Problem to work on:
Pick out each line in the material below that contains the string "with", matching upper and lower case, and copy those lines.

[Extracted data entries]

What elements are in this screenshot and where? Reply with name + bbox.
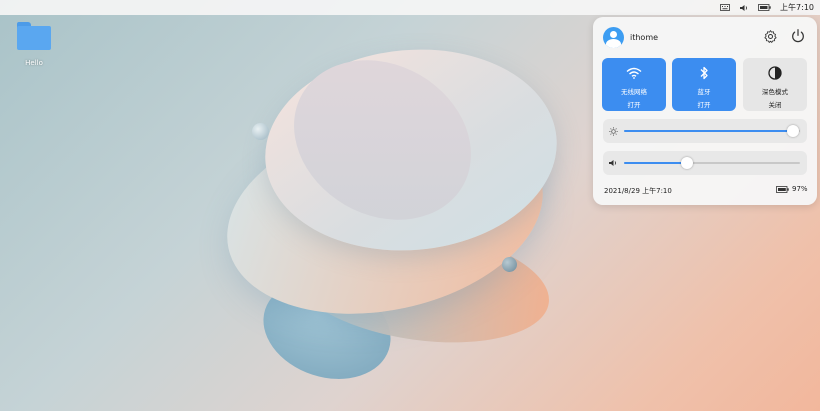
avatar[interactable] — [603, 27, 624, 48]
wifi-icon — [602, 65, 666, 81]
volume-slider[interactable] — [624, 157, 800, 169]
brightness-icon — [608, 126, 618, 136]
clock[interactable]: 上午7:10 — [780, 2, 814, 13]
tile-wifi[interactable]: 无线网络 打开 — [602, 58, 666, 111]
gear-icon — [763, 29, 777, 43]
power-button[interactable] — [787, 25, 808, 46]
brightness-slider-fill — [624, 130, 793, 132]
dark-mode-icon — [743, 65, 807, 81]
battery-icon — [776, 185, 789, 193]
tile-bluetooth-state: 打开 — [697, 101, 711, 109]
panel-datetime: 2021/8/29 上午7:10 — [604, 187, 672, 195]
tile-bluetooth-label: 蓝牙 — [697, 88, 711, 96]
tile-bluetooth[interactable]: 蓝牙 打开 — [672, 58, 736, 111]
tile-dark-mode[interactable]: 深色模式 关闭 — [743, 58, 807, 111]
top-bar: 上午7:10 — [0, 0, 820, 15]
tile-dark-mode-label: 深色模式 — [762, 88, 788, 96]
tile-wifi-label: 无线网络 — [621, 88, 647, 96]
volume-icon[interactable] — [739, 4, 749, 12]
wallpaper-sphere-left — [252, 123, 269, 140]
volume-slider-thumb[interactable] — [681, 157, 694, 169]
bluetooth-icon — [672, 65, 736, 81]
battery-icon[interactable] — [758, 4, 771, 11]
power-icon — [791, 28, 804, 42]
brightness-control — [603, 119, 807, 143]
control-panel: ithome 无线网络 打开 蓝牙 打开 深色模式 关闭 2021/8/29 上… — [593, 17, 817, 205]
volume-control — [603, 151, 807, 175]
volume-slider-fill — [624, 162, 688, 164]
username: ithome — [630, 33, 659, 42]
settings-button[interactable] — [760, 26, 780, 46]
brightness-slider-thumb[interactable] — [786, 125, 799, 137]
desktop-icon-hello[interactable]: Hello — [14, 22, 54, 67]
panel-battery[interactable]: 97% — [776, 185, 808, 193]
keyboard-icon[interactable] — [720, 4, 730, 11]
desktop-icon-label: Hello — [25, 59, 43, 67]
brightness-slider[interactable] — [624, 125, 800, 137]
wallpaper-sphere-right — [502, 257, 517, 272]
tile-dark-mode-state: 关闭 — [768, 101, 782, 109]
tile-wifi-state: 打开 — [627, 101, 641, 109]
folder-icon — [17, 22, 51, 50]
battery-percent: 97% — [792, 185, 808, 193]
volume-icon[interactable] — [608, 158, 618, 168]
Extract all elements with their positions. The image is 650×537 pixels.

The solution:
What elements are in this screenshot and where? Reply with name + bbox.
Extract all elements with their positions. The image is 650×537 pixels.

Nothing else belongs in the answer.